BEGIN DATASET CONTENT

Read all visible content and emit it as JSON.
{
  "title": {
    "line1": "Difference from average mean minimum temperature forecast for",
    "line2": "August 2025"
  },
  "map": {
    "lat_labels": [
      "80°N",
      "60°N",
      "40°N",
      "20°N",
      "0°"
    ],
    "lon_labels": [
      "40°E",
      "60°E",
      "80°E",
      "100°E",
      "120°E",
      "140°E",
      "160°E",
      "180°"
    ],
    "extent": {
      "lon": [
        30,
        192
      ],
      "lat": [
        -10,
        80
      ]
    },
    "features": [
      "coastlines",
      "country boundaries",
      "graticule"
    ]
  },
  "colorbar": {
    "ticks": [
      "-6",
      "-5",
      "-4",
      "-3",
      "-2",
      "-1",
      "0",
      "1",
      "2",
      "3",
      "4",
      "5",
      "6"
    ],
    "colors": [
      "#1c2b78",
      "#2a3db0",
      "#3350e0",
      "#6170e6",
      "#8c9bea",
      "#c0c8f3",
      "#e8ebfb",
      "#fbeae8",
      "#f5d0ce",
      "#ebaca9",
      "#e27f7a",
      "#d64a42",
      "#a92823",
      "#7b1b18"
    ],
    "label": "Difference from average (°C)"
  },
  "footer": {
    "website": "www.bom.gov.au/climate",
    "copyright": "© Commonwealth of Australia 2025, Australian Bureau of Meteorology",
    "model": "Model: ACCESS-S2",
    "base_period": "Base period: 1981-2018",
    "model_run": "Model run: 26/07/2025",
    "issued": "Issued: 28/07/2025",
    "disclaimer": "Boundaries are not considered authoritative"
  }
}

END DATASET CONTENT

• EXERCISE: Scan the material above. Extract every line in which the word "from" occurs.

• FINAL ANSWER:
    "line1": "Difference from average mean minimum temperature forecast for",
    "label": "Difference from average (°C)"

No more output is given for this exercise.